[start Records for processing]
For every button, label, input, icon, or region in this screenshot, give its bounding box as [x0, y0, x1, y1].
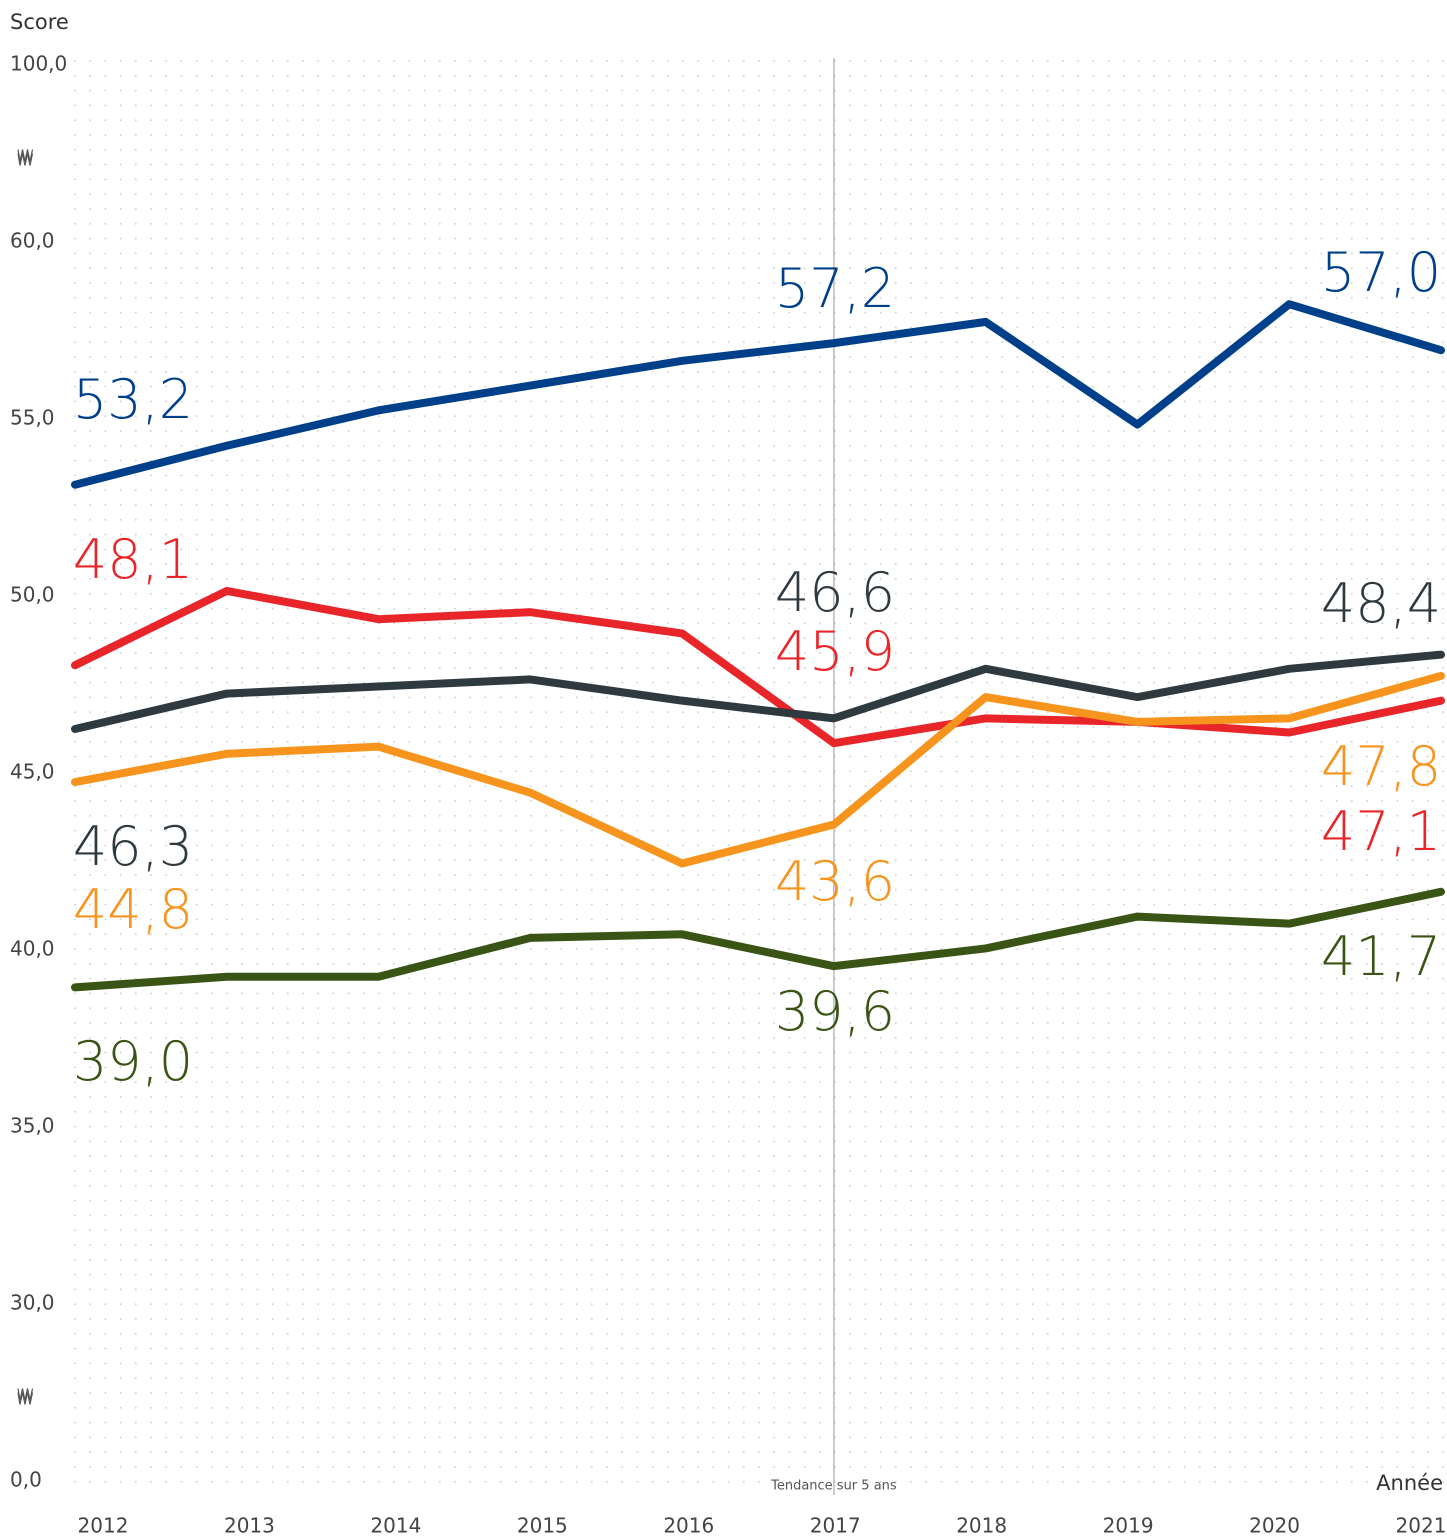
value-label: 57,2 — [775, 257, 895, 320]
value-label: 39,0 — [73, 1030, 193, 1093]
x-tick-label: 2015 — [517, 1514, 568, 1538]
value-label: 53,2 — [73, 368, 193, 431]
x-tick-label: 2019 — [1103, 1514, 1154, 1538]
value-label: 57,0 — [1321, 241, 1441, 304]
series-line — [71, 671, 1445, 868]
axis-break — [17, 149, 34, 162]
value-label: 39,6 — [775, 980, 895, 1043]
dot-grid — [70, 58, 1447, 1488]
x-axis-label: Année — [1376, 1471, 1443, 1495]
value-label: 44,8 — [73, 878, 193, 941]
y-tick-label: 40,0 — [10, 937, 55, 961]
value-label: 45,9 — [775, 620, 895, 683]
annotation: Tendance sur 5 ans — [770, 1479, 897, 1494]
series-line — [71, 586, 1445, 748]
y-tick-label: 50,0 — [10, 583, 55, 607]
y-tick-label: 60,0 — [10, 229, 55, 253]
y-tick-label: 0,0 — [10, 1468, 42, 1492]
series-line — [71, 300, 1445, 489]
x-tick-label: 2014 — [370, 1514, 421, 1538]
value-label: 47,1 — [1321, 800, 1441, 863]
series-line — [71, 887, 1445, 992]
x-tick-label: 2021 — [1396, 1514, 1447, 1538]
y-tick-label: 55,0 — [10, 406, 55, 430]
x-tick-label: 2020 — [1249, 1514, 1300, 1538]
x-tick-label: 2012 — [78, 1514, 129, 1538]
axis-break — [17, 1392, 34, 1405]
x-tick-label: 2013 — [224, 1514, 275, 1538]
y-tick-label: 30,0 — [10, 1291, 55, 1315]
series-line — [71, 650, 1445, 733]
axis-break — [17, 1388, 34, 1401]
x-tick-label: 2018 — [956, 1514, 1007, 1538]
value-label: 48,1 — [73, 528, 193, 591]
axis-break — [17, 153, 34, 166]
y-axis-label: Score — [10, 10, 69, 34]
value-label: 43,6 — [775, 850, 895, 913]
value-label: 46,6 — [775, 561, 895, 624]
value-label: 48,4 — [1321, 572, 1441, 635]
value-label: 47,8 — [1321, 735, 1441, 798]
value-label: 41,7 — [1321, 925, 1441, 988]
value-label: 46,3 — [73, 815, 193, 878]
y-tick-label: 45,0 — [10, 760, 55, 784]
x-tick-label: 2016 — [663, 1514, 714, 1538]
y-tick-label: 100,0 — [10, 52, 67, 76]
y-tick-label: 35,0 — [10, 1114, 55, 1138]
x-tick-label: 2017 — [810, 1514, 861, 1538]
[end Records for processing]
◆ Request ◆
Could you reproduce every line of the rows above word for word, leaving out the picture?

◆ Finished task ◆
For every button, label, input, icon, or region in this screenshot, give its bounding box as [x0, y0, x1, y1].
value-label: 57,2 — [775, 257, 895, 320]
value-label: 39,0 — [73, 1030, 193, 1093]
x-tick-label: 2015 — [517, 1514, 568, 1538]
value-label: 53,2 — [73, 368, 193, 431]
x-tick-label: 2019 — [1103, 1514, 1154, 1538]
value-label: 57,0 — [1321, 241, 1441, 304]
series-line — [71, 671, 1445, 868]
axis-break — [17, 149, 34, 162]
value-label: 39,6 — [775, 980, 895, 1043]
dot-grid — [70, 58, 1447, 1488]
x-axis-label: Année — [1376, 1471, 1443, 1495]
value-label: 44,8 — [73, 878, 193, 941]
y-tick-label: 40,0 — [10, 937, 55, 961]
value-label: 45,9 — [775, 620, 895, 683]
annotation: Tendance sur 5 ans — [770, 1479, 897, 1494]
series-line — [71, 586, 1445, 748]
y-tick-label: 50,0 — [10, 583, 55, 607]
y-tick-label: 60,0 — [10, 229, 55, 253]
y-tick-label: 0,0 — [10, 1468, 42, 1492]
series-line — [71, 300, 1445, 489]
x-tick-label: 2014 — [370, 1514, 421, 1538]
value-label: 47,1 — [1321, 800, 1441, 863]
series-line — [71, 887, 1445, 992]
x-tick-label: 2021 — [1396, 1514, 1447, 1538]
y-tick-label: 55,0 — [10, 406, 55, 430]
x-tick-label: 2020 — [1249, 1514, 1300, 1538]
x-tick-label: 2012 — [78, 1514, 129, 1538]
axis-break — [17, 1392, 34, 1405]
x-tick-label: 2013 — [224, 1514, 275, 1538]
y-tick-label: 30,0 — [10, 1291, 55, 1315]
series-line — [71, 650, 1445, 733]
axis-break — [17, 1388, 34, 1401]
x-tick-label: 2018 — [956, 1514, 1007, 1538]
value-label: 48,1 — [73, 528, 193, 591]
axis-break — [17, 153, 34, 166]
y-axis-label: Score — [10, 10, 69, 34]
value-label: 43,6 — [775, 850, 895, 913]
value-label: 46,6 — [775, 561, 895, 624]
value-label: 48,4 — [1321, 572, 1441, 635]
value-label: 47,8 — [1321, 735, 1441, 798]
value-label: 41,7 — [1321, 925, 1441, 988]
value-label: 46,3 — [73, 815, 193, 878]
y-tick-label: 45,0 — [10, 760, 55, 784]
x-tick-label: 2016 — [663, 1514, 714, 1538]
y-tick-label: 100,0 — [10, 52, 67, 76]
y-tick-label: 35,0 — [10, 1114, 55, 1138]
x-tick-label: 2017 — [810, 1514, 861, 1538]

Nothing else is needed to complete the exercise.